GOAL | Transcribe the material word for word, but without the images.

╭─ DATA FOR THIS TASK

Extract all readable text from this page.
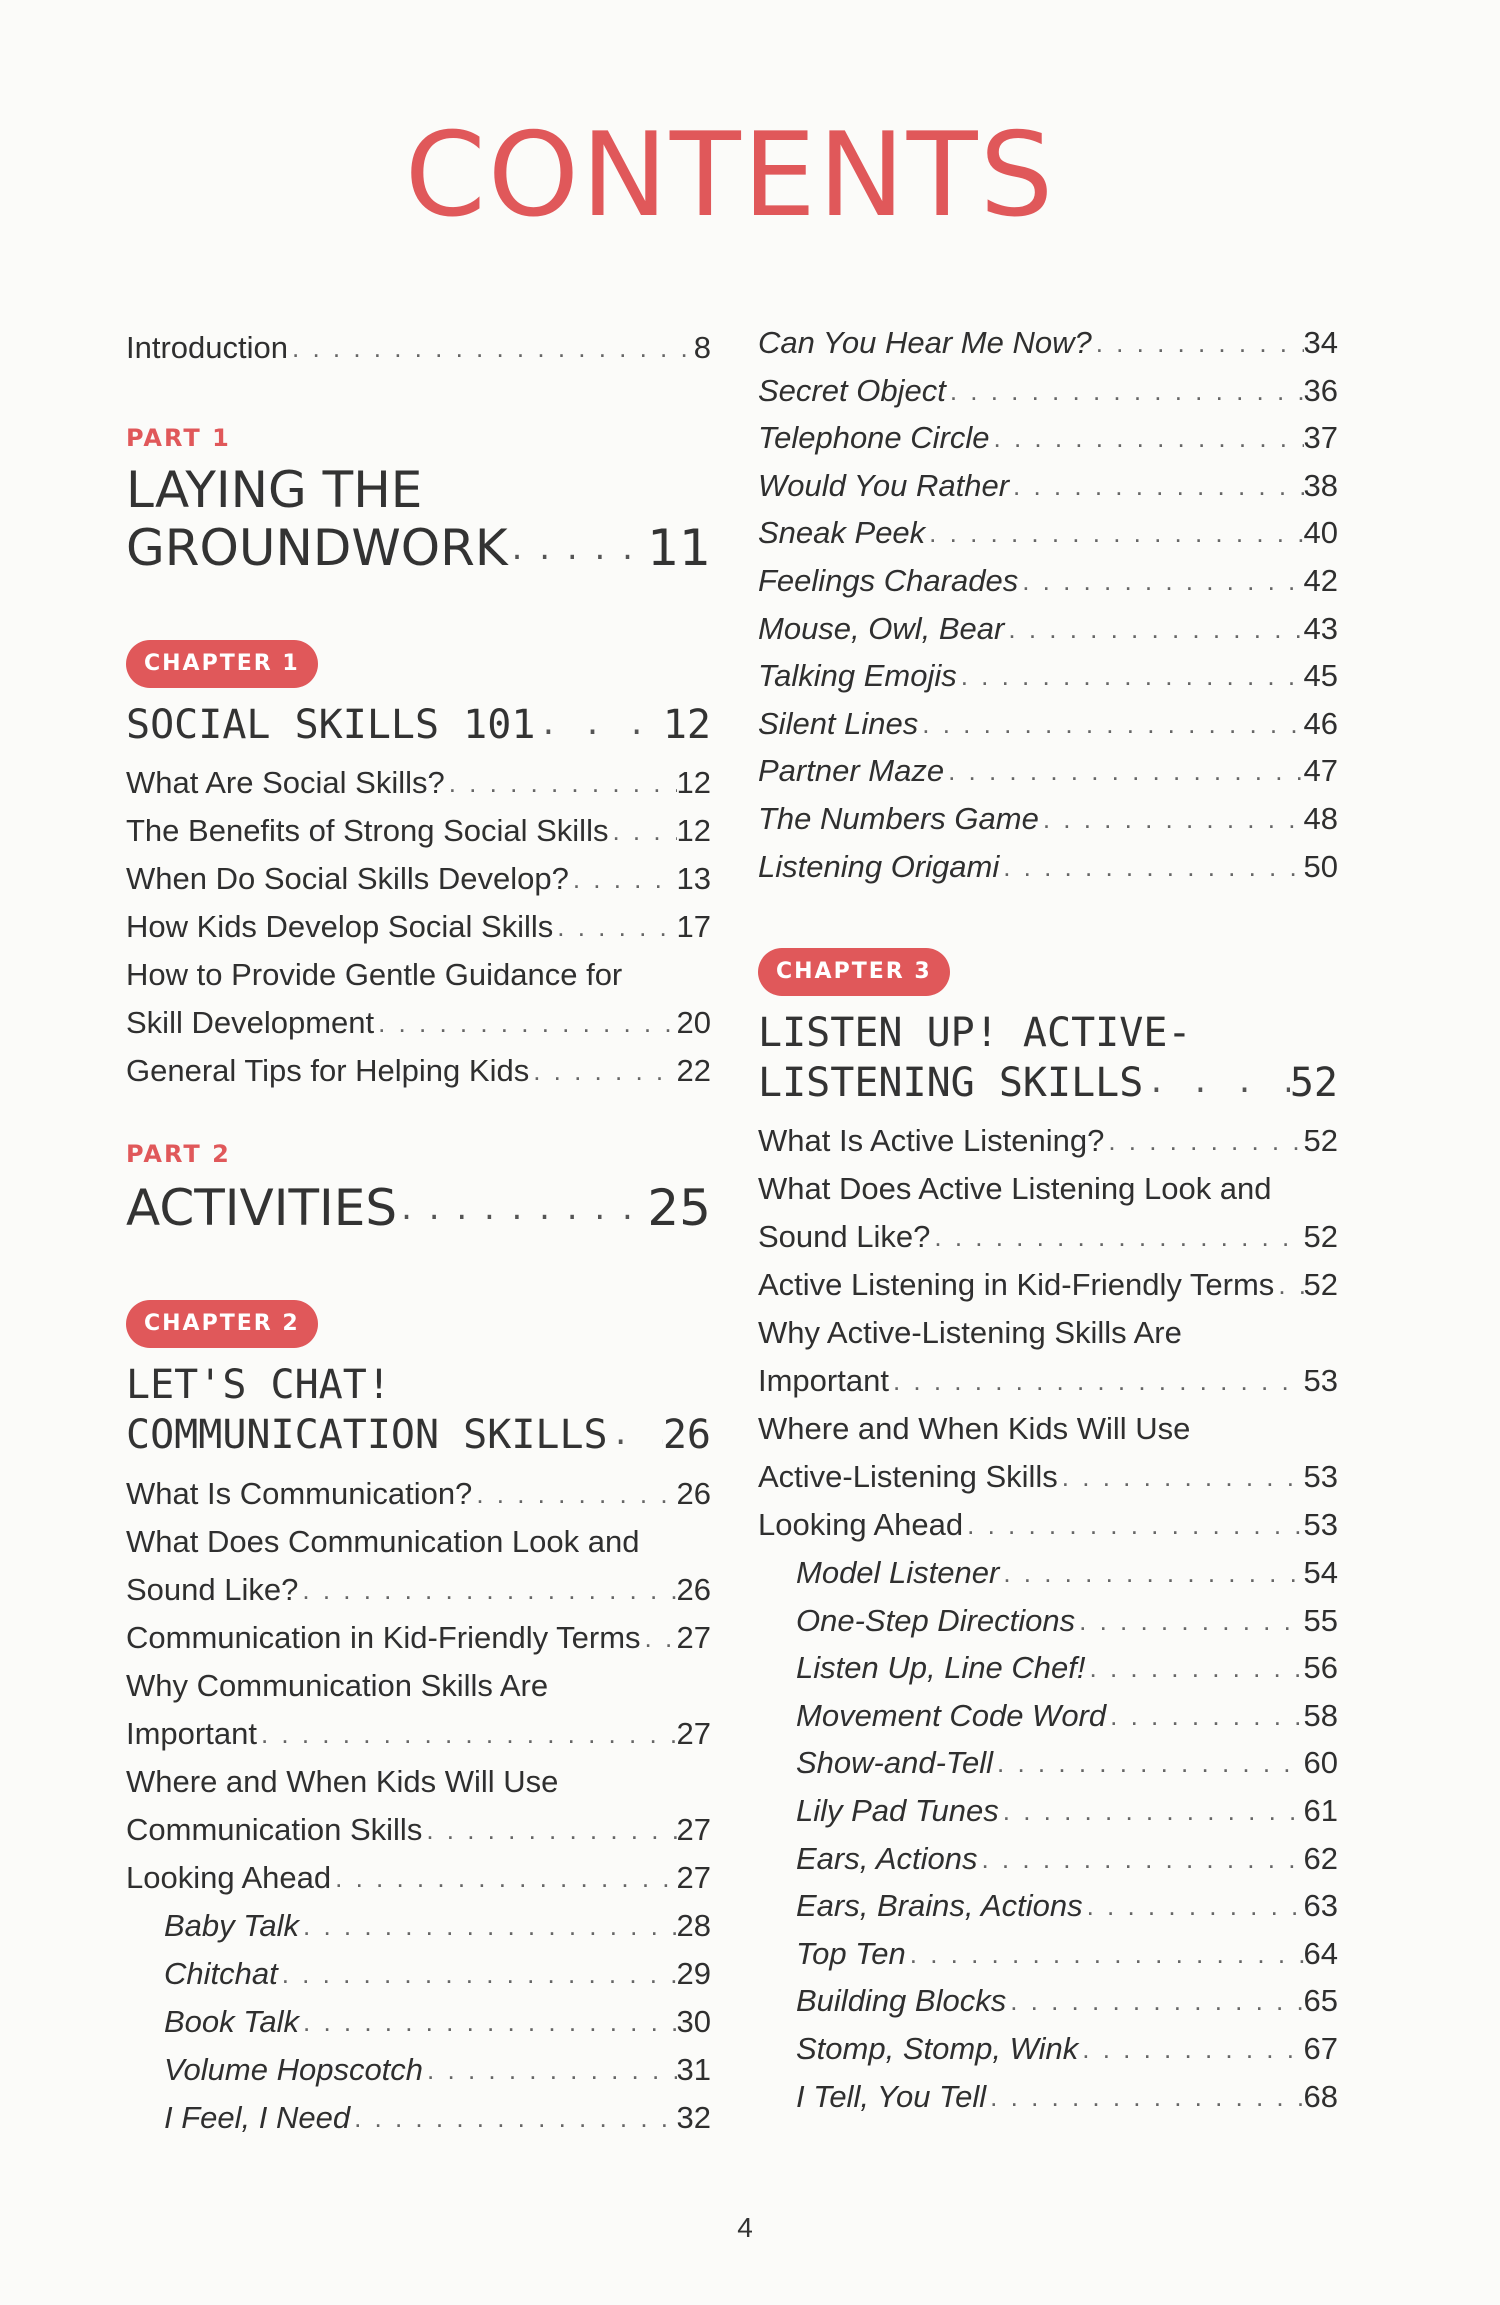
CONTENTS
Introduction . . .	8
PART 1
LAYING THE
GROUNDWORK . . .	11
CHAPTER 1
SOCIAL SKILLS 101 . . .	12
What Are Social Skills? . . .	12
The Benefits of Strong Social Skills . . . 12
When Do Social Skills Develop? . . .	13
How Kids Develop Social Skills . . .	17
How to Provide Gentle Guidance for
Skill Development . . .	20
General Tips for Helping Kids . . .	22
PART 2
ACTIVITIES . . .	25
CHAPTER 2
LET'S CHAT!
COMMUNICATION SKILLS . . . 26
What Is Communication? . . .	26
What Does Communication Look and
Sound Like? . . .	26
Communication in Kid-Friendly Terms . . . 27
Why Communication Skills Are
Important . . .	27
Where and When Kids Will Use
Communication Skills . . .	27
Looking Ahead . . .	27
Baby Talk . . .	28
Chitchat . . .	29
Book Talk . . .	30
Volume Hopscotch . . .	31
I Feel, I Need . . .	32
Can You Hear Me Now? . . .	34
Secret Object . . .	36
Telephone Circle . . .	37
Would You Rather . . .	38
Sneak Peek . . .	40
Feelings Charades . . .	42
Mouse, Owl, Bear . . .	43
Talking Emojis . . .	45
Silent Lines . . .	46
Partner Maze . . .	47
The Numbers Game . . .	48
Listening Origami . . .	50
CHAPTER 3
LISTEN UP! ACTIVE-
LISTENING SKILLS . . .	52
What Is Active Listening? . . .	52
What Does Active Listening Look and
Sound Like? . . .	52
Active Listening in Kid-Friendly Terms . . . 52
Why Active-Listening Skills Are
Important . . .	53
Where and When Kids Will Use
Active-Listening Skills . . .	53
Looking Ahead . . .	53
Model Listener . . .	54
One-Step Directions . . .	55
Listen Up, Line Chef! . . .	56
Movement Code Word . . .	58
Show-and-Tell . . .	60
Lily Pad Tunes . . .	61
Ears, Actions . . .	62
Ears, Brains, Actions . . .	63
Top Ten . . .	64
Building Blocks . . .	65
Stomp, Stomp, Wink . . .	67
I Tell, You Tell . . .	68
4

╰─

CORRECT ANSWER |
Extract all readable text from this page.
CONTENTS
Introduction . . .	8
PART 1
LAYING THE
GROUNDWORK . . .	11
CHAPTER 1
SOCIAL SKILLS 101 . . .	12
What Are Social Skills? . . .	12
The Benefits of Strong Social Skills . . . 12
When Do Social Skills Develop? . . .	13
How Kids Develop Social Skills . . .	17
How to Provide Gentle Guidance for
Skill Development . . .	20
General Tips for Helping Kids . . .	22
PART 2
ACTIVITIES . . .	25
CHAPTER 2
LET'S CHAT!
COMMUNICATION SKILLS . . . 26
What Is Communication? . . .	26
What Does Communication Look and
Sound Like? . . .	26
Communication in Kid-Friendly Terms . . . 27
Why Communication Skills Are
Important . . .	27
Where and When Kids Will Use
Communication Skills . . .	27
Looking Ahead . . .	27
Baby Talk . . .	28
Chitchat . . .	29
Book Talk . . .	30
Volume Hopscotch . . .	31
I Feel, I Need . . .	32
Can You Hear Me Now? . . .	34
Secret Object . . .	36
Telephone Circle . . .	37
Would You Rather . . .	38
Sneak Peek . . .	40
Feelings Charades . . .	42
Mouse, Owl, Bear . . .	43
Talking Emojis . . .	45
Silent Lines . . .	46
Partner Maze . . .	47
The Numbers Game . . .	48
Listening Origami . . .	50
CHAPTER 3
LISTEN UP! ACTIVE-
LISTENING SKILLS . . .	52
What Is Active Listening? . . .	52
What Does Active Listening Look and
Sound Like? . . .	52
Active Listening in Kid-Friendly Terms . . . 52
Why Active-Listening Skills Are
Important . . .	53
Where and When Kids Will Use
Active-Listening Skills . . .	53
Looking Ahead . . .	53
Model Listener . . .	54
One-Step Directions . . .	55
Listen Up, Line Chef! . . .	56
Movement Code Word . . .	58
Show-and-Tell . . .	60
Lily Pad Tunes . . .	61
Ears, Actions . . .	62
Ears, Brains, Actions . . .	63
Top Ten . . .	64
Building Blocks . . .	65
Stomp, Stomp, Wink . . .	67
I Tell, You Tell . . .	68
4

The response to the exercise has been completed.